To be done –
From the entries below, pull out each line where "ISBN" appears.

******

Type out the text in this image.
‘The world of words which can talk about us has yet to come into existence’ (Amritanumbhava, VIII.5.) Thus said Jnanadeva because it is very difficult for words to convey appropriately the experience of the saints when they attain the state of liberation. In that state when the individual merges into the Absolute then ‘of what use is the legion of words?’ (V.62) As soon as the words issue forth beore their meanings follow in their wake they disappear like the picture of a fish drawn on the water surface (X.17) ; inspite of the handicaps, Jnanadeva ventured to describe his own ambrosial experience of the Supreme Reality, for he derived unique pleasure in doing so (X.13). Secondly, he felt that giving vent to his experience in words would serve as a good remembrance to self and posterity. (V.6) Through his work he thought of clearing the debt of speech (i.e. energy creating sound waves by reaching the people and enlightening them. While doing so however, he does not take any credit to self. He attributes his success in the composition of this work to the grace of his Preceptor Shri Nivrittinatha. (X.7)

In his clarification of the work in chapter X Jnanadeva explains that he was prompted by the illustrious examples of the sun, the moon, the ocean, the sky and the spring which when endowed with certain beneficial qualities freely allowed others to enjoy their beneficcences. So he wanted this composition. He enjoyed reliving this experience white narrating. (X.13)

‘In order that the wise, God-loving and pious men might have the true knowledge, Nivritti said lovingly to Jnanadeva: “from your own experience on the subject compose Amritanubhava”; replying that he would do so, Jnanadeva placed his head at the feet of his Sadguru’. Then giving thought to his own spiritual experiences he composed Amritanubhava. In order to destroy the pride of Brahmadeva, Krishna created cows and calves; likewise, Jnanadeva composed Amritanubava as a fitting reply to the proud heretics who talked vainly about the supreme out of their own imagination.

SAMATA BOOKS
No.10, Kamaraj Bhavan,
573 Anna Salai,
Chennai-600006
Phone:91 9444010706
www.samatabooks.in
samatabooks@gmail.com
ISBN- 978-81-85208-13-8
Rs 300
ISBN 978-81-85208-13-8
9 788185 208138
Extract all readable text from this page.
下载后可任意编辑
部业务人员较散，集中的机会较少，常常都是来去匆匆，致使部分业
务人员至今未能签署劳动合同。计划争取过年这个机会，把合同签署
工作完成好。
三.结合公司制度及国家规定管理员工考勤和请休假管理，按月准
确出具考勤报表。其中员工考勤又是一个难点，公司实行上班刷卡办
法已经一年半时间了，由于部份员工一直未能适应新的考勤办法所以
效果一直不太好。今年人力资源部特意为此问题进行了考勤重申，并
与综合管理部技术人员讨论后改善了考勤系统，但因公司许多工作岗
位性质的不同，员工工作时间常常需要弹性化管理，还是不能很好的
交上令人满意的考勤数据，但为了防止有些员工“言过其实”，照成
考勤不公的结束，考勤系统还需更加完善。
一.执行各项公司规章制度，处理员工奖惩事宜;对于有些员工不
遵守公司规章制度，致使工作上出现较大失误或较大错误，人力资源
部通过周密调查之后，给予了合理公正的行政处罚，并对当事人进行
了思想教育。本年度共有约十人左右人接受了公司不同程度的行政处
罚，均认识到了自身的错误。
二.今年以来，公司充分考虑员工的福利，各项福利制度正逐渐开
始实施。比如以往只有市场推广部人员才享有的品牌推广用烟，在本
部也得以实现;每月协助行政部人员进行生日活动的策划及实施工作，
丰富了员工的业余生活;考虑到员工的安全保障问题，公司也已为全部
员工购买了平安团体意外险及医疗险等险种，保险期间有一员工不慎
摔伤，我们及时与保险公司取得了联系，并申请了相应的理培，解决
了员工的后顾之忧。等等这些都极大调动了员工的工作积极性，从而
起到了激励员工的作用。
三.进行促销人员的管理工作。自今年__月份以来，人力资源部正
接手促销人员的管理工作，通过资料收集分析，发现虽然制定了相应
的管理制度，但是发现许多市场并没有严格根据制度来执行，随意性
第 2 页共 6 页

******

Result below –
ISBN- 978-81-85208-13-8
ISBN 978-81-85208-13-8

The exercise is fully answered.